**Task goal**
Go through the listing and write out all of it exactly.

Extracted data entries
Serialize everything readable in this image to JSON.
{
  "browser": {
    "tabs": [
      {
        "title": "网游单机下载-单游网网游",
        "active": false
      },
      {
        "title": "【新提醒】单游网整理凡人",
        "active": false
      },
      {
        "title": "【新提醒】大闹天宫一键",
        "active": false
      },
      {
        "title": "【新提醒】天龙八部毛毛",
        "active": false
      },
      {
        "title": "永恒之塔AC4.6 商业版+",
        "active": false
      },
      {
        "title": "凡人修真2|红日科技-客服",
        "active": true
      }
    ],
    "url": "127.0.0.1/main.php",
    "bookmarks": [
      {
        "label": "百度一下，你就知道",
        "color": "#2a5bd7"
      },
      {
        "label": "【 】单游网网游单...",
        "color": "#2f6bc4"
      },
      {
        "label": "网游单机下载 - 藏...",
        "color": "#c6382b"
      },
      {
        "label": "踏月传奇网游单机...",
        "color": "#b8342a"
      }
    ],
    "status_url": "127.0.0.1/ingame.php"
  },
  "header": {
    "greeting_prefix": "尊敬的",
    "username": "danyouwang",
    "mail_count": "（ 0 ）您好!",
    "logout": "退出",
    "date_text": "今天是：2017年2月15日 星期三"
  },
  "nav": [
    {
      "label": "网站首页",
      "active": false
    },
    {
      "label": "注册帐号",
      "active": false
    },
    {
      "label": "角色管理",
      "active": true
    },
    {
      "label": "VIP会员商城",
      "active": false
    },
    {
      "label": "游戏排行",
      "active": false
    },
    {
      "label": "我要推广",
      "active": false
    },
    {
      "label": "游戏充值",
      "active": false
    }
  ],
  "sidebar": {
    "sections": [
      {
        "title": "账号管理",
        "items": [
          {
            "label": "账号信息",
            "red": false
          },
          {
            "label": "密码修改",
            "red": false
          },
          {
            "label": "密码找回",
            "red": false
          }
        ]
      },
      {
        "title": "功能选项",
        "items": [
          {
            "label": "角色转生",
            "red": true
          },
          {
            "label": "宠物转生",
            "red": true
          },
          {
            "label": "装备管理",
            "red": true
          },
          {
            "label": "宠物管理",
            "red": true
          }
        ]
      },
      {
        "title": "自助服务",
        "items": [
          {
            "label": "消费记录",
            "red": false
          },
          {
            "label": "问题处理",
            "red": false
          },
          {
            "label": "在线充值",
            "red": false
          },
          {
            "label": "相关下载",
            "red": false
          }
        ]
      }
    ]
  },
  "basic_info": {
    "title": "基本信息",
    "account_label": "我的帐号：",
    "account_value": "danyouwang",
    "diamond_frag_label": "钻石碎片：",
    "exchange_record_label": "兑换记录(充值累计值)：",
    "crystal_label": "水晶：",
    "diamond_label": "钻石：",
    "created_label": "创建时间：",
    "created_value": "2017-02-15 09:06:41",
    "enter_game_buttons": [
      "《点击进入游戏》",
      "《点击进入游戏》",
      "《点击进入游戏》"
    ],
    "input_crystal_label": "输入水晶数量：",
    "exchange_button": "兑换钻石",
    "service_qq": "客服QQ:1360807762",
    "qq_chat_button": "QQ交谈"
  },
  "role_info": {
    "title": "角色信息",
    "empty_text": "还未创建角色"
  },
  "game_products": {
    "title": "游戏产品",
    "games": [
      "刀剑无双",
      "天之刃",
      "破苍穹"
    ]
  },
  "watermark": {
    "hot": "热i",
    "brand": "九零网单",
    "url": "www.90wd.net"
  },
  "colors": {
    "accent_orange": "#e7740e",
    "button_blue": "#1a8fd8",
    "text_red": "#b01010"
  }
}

**Exercise output**
Serialize everything readable in this image to JSON.
{
  "browser": {
    "tabs": [
      {
        "title": "网游单机下载-单游网网游",
        "active": false
      },
      {
        "title": "【新提醒】单游网整理凡人",
        "active": false
      },
      {
        "title": "【新提醒】大闹天宫一键",
        "active": false
      },
      {
        "title": "【新提醒】天龙八部毛毛",
        "active": false
      },
      {
        "title": "永恒之塔AC4.6 商业版+",
        "active": false
      },
      {
        "title": "凡人修真2|红日科技-客服",
        "active": true
      }
    ],
    "url": "127.0.0.1/main.php",
    "bookmarks": [
      {
        "label": "百度一下，你就知道",
        "color": "#2a5bd7"
      },
      {
        "label": "【 】单游网网游单...",
        "color": "#2f6bc4"
      },
      {
        "label": "网游单机下载 - 藏...",
        "color": "#c6382b"
      },
      {
        "label": "踏月传奇网游单机...",
        "color": "#b8342a"
      }
    ],
    "status_url": "127.0.0.1/ingame.php"
  },
  "header": {
    "greeting_prefix": "尊敬的",
    "username": "danyouwang",
    "mail_count": "（ 0 ）您好!",
    "logout": "退出",
    "date_text": "今天是：2017年2月15日 星期三"
  },
  "nav": [
    {
      "label": "网站首页",
      "active": false
    },
    {
      "label": "注册帐号",
      "active": false
    },
    {
      "label": "角色管理",
      "active": true
    },
    {
      "label": "VIP会员商城",
      "active": false
    },
    {
      "label": "游戏排行",
      "active": false
    },
    {
      "label": "我要推广",
      "active": false
    },
    {
      "label": "游戏充值",
      "active": false
    }
  ],
  "sidebar": {
    "sections": [
      {
        "title": "账号管理",
        "items": [
          {
            "label": "账号信息",
            "red": false
          },
          {
            "label": "密码修改",
            "red": false
          },
          {
            "label": "密码找回",
            "red": false
          }
        ]
      },
      {
        "title": "功能选项",
        "items": [
          {
            "label": "角色转生",
            "red": true
          },
          {
            "label": "宠物转生",
            "red": true
          },
          {
            "label": "装备管理",
            "red": true
          },
          {
            "label": "宠物管理",
            "red": true
          }
        ]
      },
      {
        "title": "自助服务",
        "items": [
          {
            "label": "消费记录",
            "red": false
          },
          {
            "label": "问题处理",
            "red": false
          },
          {
            "label": "在线充值",
            "red": false
          },
          {
            "label": "相关下载",
            "red": false
          }
        ]
      }
    ]
  },
  "basic_info": {
    "title": "基本信息",
    "account_label": "我的帐号：",
    "account_value": "danyouwang",
    "diamond_frag_label": "钻石碎片：",
    "exchange_record_label": "兑换记录(充值累计值)：",
    "crystal_label": "水晶：",
    "diamond_label": "钻石：",
    "created_label": "创建时间：",
    "created_value": "2017-02-15 09:06:41",
    "enter_game_buttons": [
      "《点击进入游戏》",
      "《点击进入游戏》",
      "《点击进入游戏》"
    ],
    "input_crystal_label": "输入水晶数量：",
    "exchange_button": "兑换钻石",
    "service_qq": "客服QQ:1360807762",
    "qq_chat_button": "QQ交谈"
  },
  "role_info": {
    "title": "角色信息",
    "empty_text": "还未创建角色"
  },
  "game_products": {
    "title": "游戏产品",
    "games": [
      "刀剑无双",
      "天之刃",
      "破苍穹"
    ]
  },
  "watermark": {
    "hot": "热i",
    "brand": "九零网单",
    "url": "www.90wd.net"
  },
  "colors": {
    "accent_orange": "#e7740e",
    "button_blue": "#1a8fd8",
    "text_red": "#b01010"
  }
}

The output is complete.